What you have to do -> Find each line holding the word "this" and give the total alone.

Data to use ->
■ ■ ■

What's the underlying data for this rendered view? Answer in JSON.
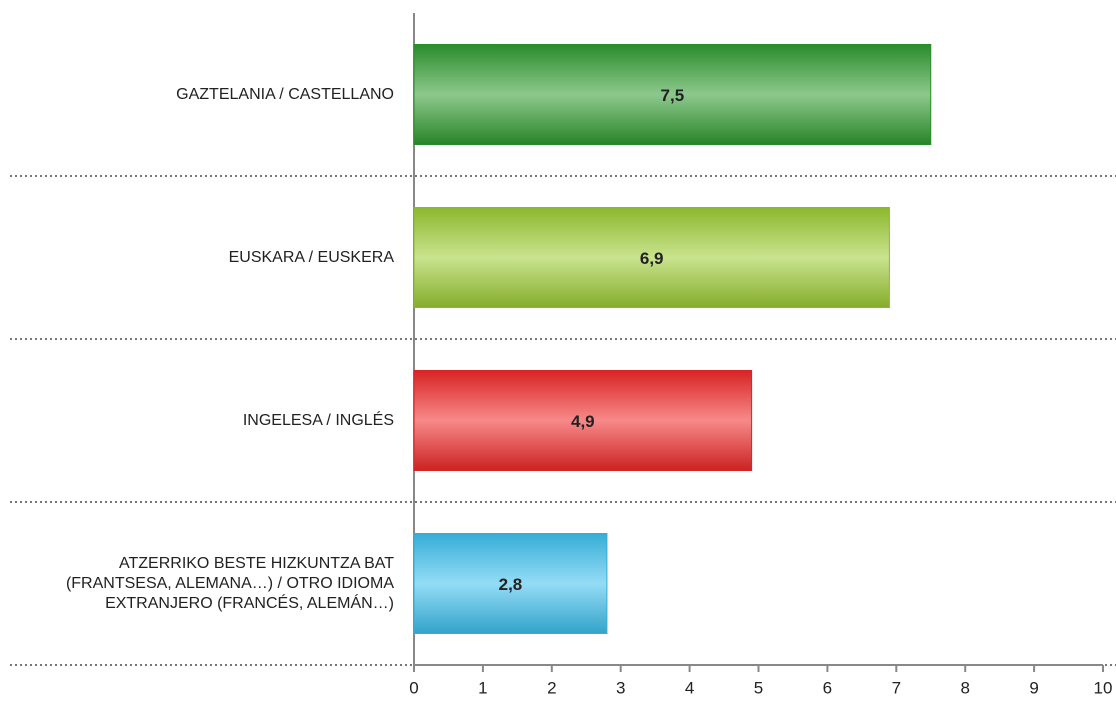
{
  "chart_data": {
    "type": "barh",
    "categories": [
      "GAZTELANIA / CASTELLANO",
      "EUSKARA / EUSKERA",
      "INGELESA / INGLÉS",
      "ATZERRIKO BESTE HIZKUNTZA BAT (FRANTSESA, ALEMANA…) / OTRO IDIOMA EXTRANJERO (FRANCÉS, ALEMÁN…)"
    ],
    "values": [
      7.5,
      6.9,
      4.9,
      2.8
    ],
    "value_labels": [
      "7,5",
      "6,9",
      "4,9",
      "2,8"
    ],
    "colors": [
      "#2f9b2f",
      "#9ccc32",
      "#f02828",
      "#3cc0ee"
    ],
    "xlim": [
      0,
      10
    ],
    "xticks": [
      0,
      1,
      2,
      3,
      4,
      5,
      6,
      7,
      8,
      9,
      10
    ]
  }
}
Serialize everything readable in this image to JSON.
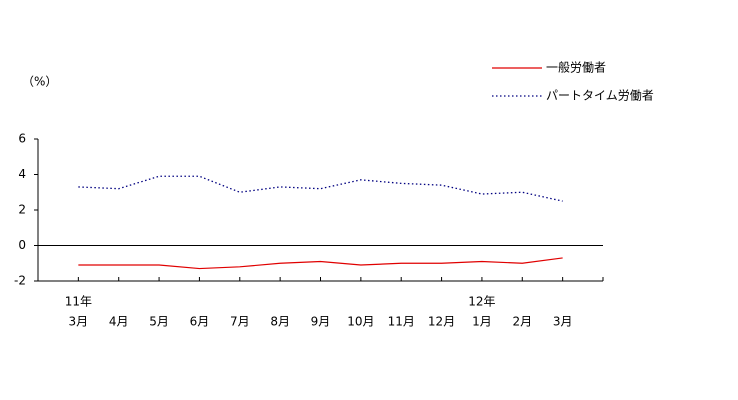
{
  "chart_data": {
    "type": "line",
    "y_axis_label": "（%）",
    "categories": [
      "3月",
      "4月",
      "5月",
      "6月",
      "7月",
      "8月",
      "9月",
      "10月",
      "11月",
      "12月",
      "1月",
      "2月",
      "3月"
    ],
    "year_labels": [
      "11年",
      null,
      null,
      null,
      null,
      null,
      null,
      null,
      null,
      null,
      "12年",
      null,
      null
    ],
    "series": [
      {
        "name": "一般労働者",
        "color": "#e00000",
        "style": "solid",
        "values": [
          -1.1,
          -1.1,
          -1.1,
          -1.3,
          -1.2,
          -1.0,
          -0.9,
          -1.1,
          -1.0,
          -1.0,
          -0.9,
          -1.0,
          -0.7
        ]
      },
      {
        "name": "パートタイム労働者",
        "color": "#000080",
        "style": "dotted",
        "values": [
          3.3,
          3.2,
          3.9,
          3.9,
          3.0,
          3.3,
          3.2,
          3.7,
          3.5,
          3.4,
          2.9,
          3.0,
          2.5
        ]
      }
    ],
    "ylim": [
      -2,
      6
    ],
    "yticks": [
      -2,
      0,
      2,
      4,
      6
    ],
    "zero_line": true,
    "legend": "top-right"
  }
}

■ ■ ■

Completed task -> 2